Start of Information given

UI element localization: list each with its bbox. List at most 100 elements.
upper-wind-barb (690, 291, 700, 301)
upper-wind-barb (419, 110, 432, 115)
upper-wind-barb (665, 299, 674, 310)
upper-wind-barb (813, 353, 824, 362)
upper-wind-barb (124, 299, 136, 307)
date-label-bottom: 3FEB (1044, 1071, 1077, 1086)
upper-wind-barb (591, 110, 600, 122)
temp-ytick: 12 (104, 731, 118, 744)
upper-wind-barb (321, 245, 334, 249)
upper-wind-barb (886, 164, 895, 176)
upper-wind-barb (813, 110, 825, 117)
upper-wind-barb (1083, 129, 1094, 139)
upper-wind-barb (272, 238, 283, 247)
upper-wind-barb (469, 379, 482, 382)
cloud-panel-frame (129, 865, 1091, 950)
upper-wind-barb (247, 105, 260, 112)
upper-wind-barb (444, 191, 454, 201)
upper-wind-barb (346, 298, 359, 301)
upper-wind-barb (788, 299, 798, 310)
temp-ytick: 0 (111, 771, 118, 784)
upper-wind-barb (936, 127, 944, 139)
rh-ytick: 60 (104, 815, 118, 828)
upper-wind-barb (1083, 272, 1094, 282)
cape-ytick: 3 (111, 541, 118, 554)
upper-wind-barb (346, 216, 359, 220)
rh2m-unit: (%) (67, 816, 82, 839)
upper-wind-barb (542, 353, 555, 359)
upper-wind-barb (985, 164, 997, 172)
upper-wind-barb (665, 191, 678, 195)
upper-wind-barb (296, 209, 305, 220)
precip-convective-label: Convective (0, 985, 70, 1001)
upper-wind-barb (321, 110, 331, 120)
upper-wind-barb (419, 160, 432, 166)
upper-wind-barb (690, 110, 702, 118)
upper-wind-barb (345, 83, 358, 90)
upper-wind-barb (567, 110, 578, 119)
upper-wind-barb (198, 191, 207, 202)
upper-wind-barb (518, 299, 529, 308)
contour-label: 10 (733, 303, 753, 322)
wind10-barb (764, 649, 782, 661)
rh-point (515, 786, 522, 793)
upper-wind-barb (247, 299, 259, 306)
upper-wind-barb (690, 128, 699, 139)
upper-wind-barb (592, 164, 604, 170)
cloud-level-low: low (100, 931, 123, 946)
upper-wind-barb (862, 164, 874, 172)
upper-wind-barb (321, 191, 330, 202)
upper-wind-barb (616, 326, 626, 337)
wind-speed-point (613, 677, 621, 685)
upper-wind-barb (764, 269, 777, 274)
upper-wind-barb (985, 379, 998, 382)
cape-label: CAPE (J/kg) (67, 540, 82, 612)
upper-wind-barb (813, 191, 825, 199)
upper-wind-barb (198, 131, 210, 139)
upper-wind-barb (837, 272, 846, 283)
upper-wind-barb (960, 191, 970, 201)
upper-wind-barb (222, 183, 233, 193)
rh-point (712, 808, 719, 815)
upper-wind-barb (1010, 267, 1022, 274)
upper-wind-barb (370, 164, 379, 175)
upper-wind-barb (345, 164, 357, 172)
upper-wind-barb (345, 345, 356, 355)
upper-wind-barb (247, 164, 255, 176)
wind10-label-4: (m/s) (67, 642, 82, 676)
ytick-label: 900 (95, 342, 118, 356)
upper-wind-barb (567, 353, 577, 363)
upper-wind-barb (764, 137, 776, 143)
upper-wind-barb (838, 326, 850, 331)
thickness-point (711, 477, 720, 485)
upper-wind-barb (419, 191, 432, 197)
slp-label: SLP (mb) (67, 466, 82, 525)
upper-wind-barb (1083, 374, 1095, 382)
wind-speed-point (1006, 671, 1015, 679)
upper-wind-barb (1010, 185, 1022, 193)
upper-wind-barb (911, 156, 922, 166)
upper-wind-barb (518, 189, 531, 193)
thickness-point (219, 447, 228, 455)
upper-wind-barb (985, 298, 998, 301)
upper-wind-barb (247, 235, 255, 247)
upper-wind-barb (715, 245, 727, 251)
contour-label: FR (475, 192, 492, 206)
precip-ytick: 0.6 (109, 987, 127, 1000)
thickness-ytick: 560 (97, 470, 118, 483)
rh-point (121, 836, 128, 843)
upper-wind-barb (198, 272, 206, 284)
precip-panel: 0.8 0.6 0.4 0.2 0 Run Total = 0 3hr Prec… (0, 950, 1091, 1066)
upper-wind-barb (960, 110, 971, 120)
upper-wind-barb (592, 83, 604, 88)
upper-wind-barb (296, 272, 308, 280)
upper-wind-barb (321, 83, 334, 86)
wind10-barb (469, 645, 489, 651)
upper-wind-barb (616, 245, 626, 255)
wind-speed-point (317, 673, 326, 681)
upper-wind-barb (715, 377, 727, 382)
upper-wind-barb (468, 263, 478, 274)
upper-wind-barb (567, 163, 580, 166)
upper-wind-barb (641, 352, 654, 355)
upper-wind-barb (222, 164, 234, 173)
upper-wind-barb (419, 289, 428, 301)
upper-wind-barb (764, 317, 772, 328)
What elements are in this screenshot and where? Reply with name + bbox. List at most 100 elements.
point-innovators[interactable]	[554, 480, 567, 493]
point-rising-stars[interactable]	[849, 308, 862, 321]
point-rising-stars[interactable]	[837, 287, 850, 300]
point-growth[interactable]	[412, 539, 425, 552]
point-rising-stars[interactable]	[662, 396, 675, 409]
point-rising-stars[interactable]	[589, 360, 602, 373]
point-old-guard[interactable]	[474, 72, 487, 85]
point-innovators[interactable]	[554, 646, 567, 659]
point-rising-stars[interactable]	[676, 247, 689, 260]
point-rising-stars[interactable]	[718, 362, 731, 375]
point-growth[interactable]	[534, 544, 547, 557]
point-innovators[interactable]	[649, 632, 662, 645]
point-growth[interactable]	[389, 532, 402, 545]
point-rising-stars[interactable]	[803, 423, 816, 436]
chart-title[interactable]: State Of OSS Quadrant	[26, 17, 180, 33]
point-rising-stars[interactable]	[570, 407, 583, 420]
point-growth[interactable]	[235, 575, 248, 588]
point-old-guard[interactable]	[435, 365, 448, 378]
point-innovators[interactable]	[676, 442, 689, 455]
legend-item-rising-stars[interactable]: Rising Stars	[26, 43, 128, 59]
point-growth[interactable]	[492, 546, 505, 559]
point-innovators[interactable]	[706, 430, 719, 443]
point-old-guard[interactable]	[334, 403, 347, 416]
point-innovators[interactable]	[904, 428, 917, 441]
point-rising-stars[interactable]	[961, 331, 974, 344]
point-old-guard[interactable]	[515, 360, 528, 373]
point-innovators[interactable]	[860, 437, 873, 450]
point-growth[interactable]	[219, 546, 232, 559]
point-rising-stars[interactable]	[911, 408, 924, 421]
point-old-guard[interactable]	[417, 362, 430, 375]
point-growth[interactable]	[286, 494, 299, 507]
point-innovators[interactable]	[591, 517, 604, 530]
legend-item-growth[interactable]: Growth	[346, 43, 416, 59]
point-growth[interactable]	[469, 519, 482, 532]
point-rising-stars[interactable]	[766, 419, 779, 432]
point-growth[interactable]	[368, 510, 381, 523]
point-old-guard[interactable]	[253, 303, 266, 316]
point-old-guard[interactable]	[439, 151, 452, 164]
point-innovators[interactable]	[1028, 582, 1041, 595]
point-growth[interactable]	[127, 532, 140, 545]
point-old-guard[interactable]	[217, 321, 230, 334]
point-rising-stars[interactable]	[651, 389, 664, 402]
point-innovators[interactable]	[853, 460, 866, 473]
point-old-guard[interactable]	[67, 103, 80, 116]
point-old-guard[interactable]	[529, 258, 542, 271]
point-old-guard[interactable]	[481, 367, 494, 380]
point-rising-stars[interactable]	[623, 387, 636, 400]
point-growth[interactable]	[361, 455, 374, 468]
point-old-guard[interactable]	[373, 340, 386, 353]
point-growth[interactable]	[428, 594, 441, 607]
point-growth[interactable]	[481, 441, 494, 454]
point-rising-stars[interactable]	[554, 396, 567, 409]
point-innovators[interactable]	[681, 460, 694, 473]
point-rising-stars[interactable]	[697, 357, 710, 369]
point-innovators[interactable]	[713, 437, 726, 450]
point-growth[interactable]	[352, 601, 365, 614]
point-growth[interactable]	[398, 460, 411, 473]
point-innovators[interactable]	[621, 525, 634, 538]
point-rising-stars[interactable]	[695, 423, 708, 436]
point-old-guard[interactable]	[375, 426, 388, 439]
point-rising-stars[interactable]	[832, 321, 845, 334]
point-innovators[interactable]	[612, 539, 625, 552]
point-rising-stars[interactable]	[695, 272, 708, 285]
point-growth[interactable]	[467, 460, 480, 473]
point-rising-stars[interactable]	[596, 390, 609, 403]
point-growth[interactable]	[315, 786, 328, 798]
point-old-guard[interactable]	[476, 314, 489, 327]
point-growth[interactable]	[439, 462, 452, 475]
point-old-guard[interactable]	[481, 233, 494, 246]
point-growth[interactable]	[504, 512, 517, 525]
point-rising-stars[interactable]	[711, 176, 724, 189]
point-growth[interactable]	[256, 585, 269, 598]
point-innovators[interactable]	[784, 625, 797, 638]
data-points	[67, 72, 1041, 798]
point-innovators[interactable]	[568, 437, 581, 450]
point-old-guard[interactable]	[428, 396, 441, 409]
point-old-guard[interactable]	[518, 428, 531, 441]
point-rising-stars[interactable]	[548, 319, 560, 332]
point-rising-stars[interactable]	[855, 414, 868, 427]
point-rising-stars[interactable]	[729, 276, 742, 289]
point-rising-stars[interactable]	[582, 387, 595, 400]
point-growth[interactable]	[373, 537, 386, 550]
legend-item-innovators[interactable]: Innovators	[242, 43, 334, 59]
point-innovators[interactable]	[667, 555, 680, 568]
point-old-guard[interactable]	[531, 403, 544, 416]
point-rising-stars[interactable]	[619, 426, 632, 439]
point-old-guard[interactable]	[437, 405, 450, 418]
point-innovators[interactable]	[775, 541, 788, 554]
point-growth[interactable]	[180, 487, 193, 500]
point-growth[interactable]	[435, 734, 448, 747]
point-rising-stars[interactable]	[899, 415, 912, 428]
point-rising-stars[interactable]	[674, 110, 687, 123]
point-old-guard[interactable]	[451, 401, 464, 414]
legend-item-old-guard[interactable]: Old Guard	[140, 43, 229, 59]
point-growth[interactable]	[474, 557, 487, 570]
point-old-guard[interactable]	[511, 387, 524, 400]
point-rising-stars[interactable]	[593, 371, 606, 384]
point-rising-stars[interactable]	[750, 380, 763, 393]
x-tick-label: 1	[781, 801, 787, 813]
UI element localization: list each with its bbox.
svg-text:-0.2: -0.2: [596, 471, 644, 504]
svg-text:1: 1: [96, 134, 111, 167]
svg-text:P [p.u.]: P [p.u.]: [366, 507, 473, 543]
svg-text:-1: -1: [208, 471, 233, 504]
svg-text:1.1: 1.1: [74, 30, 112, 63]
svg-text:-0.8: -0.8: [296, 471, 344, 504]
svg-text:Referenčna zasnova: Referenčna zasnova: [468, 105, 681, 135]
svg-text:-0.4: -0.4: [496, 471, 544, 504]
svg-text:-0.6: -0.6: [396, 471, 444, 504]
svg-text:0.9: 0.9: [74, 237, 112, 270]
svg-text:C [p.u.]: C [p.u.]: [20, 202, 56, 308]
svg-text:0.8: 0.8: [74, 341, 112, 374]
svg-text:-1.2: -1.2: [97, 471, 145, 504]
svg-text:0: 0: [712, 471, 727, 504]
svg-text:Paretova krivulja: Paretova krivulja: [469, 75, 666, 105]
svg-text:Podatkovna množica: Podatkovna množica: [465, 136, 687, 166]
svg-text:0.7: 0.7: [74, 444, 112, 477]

End of Information given

Problem statement — Quote the rows above word for word, from the first line of the rows through the line that contains "date-label-bottom: 3FEB (1044, 1071, 1077, 1086)".

Written reply —
UI element localization: list each with its bbox. List at most 100 elements.
upper-wind-barb (690, 291, 700, 301)
upper-wind-barb (419, 110, 432, 115)
upper-wind-barb (665, 299, 674, 310)
upper-wind-barb (813, 353, 824, 362)
upper-wind-barb (124, 299, 136, 307)
date-label-bottom: 3FEB (1044, 1071, 1077, 1086)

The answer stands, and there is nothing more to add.